> _TASK OBJECTIVE_
Read through the records below and copy each line that uses the word "states".

--- START TASK MATERIAL ---

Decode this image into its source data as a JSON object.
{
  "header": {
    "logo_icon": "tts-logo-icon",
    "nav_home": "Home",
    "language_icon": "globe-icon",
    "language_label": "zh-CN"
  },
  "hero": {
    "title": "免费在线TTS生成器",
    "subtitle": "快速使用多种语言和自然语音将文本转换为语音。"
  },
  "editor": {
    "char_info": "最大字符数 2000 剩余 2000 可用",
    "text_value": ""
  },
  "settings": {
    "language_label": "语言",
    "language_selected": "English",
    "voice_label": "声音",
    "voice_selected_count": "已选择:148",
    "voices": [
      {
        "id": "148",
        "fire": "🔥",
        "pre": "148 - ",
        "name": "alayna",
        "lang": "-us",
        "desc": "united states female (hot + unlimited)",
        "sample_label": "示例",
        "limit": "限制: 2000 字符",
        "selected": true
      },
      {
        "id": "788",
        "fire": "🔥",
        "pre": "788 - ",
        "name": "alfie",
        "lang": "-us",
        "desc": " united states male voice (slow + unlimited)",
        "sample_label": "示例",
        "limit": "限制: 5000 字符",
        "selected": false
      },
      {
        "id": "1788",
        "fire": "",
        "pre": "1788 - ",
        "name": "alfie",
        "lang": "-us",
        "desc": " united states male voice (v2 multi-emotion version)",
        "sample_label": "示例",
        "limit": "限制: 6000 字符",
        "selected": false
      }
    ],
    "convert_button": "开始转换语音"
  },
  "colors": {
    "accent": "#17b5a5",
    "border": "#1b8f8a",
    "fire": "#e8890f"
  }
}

--- END TASK MATERIAL ---

> _WRITTEN RESPONSE_
        "desc": "united states female (hot + unlimited)",
        "desc": " united states male voice (slow + unlimited)",
        "desc": " united states male voice (v2 multi-emotion version)",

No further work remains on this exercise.